The exercise
Retype every line of the records from the one containing "spin-up-button[interactable] <box>1156 568" down to the one containing "port-input[interactable]: playback_FL <box>795", both included.

Dataset records
★ ★ ★ ★
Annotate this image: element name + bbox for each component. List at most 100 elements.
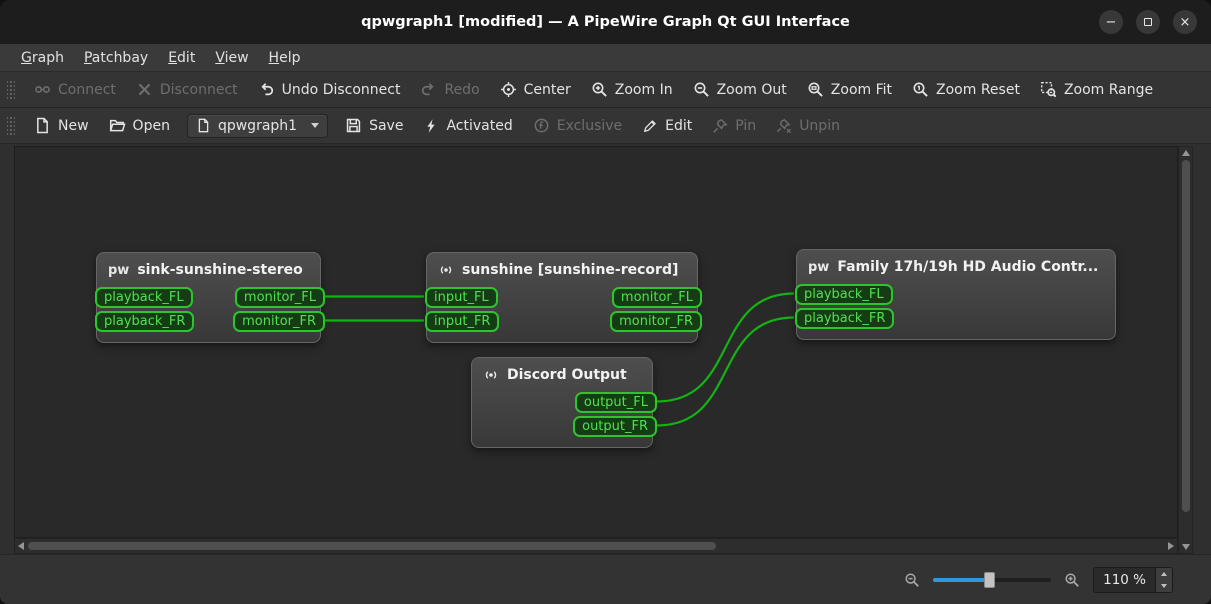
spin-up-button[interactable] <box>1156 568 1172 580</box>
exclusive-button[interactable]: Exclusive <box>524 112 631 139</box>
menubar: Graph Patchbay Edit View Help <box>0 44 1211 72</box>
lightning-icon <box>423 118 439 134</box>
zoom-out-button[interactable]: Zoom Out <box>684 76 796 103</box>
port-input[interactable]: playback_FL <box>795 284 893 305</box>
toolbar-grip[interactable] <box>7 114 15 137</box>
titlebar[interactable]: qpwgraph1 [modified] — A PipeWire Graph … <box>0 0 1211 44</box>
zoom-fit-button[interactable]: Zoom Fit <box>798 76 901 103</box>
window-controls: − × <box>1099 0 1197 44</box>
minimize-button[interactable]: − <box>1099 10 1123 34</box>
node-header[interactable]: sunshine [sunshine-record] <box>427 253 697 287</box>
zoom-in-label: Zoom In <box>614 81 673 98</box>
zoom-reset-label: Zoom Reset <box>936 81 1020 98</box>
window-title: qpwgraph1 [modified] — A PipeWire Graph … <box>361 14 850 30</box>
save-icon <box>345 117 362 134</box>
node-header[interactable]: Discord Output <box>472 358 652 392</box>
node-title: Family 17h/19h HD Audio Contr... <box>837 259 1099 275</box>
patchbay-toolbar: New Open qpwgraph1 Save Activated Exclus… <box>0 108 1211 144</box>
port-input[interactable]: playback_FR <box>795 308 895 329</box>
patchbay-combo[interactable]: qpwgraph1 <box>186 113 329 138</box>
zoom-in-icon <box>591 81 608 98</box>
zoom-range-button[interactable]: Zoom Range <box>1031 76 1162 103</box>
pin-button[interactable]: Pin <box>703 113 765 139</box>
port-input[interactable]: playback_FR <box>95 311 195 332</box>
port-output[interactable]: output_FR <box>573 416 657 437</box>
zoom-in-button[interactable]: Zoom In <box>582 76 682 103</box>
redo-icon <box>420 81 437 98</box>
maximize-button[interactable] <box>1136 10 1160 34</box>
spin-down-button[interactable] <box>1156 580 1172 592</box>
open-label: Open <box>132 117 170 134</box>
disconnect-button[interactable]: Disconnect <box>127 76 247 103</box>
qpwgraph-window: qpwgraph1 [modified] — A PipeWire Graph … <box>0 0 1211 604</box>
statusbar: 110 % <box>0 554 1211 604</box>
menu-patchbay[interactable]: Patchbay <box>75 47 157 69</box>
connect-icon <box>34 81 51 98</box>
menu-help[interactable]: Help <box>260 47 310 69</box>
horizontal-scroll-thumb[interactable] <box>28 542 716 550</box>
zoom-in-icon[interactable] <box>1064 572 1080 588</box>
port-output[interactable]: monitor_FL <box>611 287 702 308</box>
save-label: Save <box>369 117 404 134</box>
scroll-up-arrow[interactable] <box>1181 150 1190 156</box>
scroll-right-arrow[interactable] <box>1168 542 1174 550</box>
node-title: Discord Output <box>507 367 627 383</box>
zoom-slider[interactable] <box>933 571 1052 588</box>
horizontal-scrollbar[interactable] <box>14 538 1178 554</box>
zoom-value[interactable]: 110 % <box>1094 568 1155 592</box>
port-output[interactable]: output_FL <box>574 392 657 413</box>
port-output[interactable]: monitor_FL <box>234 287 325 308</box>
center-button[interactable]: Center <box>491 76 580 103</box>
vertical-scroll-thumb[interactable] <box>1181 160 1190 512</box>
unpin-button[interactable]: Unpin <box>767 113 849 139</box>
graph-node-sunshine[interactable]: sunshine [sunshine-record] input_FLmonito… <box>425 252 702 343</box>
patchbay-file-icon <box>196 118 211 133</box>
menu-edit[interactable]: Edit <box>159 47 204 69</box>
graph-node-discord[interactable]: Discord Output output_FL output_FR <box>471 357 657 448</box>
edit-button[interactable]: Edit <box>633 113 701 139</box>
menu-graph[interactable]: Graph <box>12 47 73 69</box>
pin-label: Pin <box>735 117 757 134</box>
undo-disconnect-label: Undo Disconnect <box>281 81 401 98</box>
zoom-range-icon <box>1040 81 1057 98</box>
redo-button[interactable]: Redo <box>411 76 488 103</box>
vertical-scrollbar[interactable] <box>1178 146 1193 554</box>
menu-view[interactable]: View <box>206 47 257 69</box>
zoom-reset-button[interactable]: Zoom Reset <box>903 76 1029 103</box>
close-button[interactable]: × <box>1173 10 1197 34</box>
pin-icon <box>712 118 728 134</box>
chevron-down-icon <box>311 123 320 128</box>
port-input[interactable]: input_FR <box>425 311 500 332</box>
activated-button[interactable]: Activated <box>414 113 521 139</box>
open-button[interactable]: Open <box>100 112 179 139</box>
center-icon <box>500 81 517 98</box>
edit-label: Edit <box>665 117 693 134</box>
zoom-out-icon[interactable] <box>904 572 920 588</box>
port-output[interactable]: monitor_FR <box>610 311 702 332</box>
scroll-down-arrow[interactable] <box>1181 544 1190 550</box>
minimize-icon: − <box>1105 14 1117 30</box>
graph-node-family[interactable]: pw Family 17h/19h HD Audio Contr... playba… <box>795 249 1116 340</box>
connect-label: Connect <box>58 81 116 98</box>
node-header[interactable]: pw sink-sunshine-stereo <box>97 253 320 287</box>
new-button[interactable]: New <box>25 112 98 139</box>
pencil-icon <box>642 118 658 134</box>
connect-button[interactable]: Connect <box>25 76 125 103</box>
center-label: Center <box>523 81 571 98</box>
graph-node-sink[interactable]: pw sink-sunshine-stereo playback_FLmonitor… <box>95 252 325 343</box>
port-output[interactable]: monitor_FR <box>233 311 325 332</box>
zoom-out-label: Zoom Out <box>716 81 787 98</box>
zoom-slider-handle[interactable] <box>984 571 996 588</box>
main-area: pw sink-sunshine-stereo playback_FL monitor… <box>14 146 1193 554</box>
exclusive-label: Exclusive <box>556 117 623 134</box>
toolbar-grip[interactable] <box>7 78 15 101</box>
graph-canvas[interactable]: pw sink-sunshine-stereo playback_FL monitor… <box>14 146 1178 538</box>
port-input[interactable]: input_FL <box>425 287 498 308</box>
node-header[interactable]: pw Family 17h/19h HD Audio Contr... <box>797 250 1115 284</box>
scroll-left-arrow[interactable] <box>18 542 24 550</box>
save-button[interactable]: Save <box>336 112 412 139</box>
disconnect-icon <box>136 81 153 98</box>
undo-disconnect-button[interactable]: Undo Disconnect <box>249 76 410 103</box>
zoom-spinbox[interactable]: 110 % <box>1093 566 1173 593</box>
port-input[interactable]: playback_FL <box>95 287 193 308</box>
★ ★ ★ ★
Reply
spin-up-button[interactable] <box>1156 568 1172 580</box>
exclusive-button[interactable]: Exclusive <box>524 112 631 139</box>
menubar: Graph Patchbay Edit View Help <box>0 44 1211 72</box>
lightning-icon <box>423 118 439 134</box>
zoom-out-button[interactable]: Zoom Out <box>684 76 796 103</box>
port-input[interactable]: playback_FL <box>795 284 893 305</box>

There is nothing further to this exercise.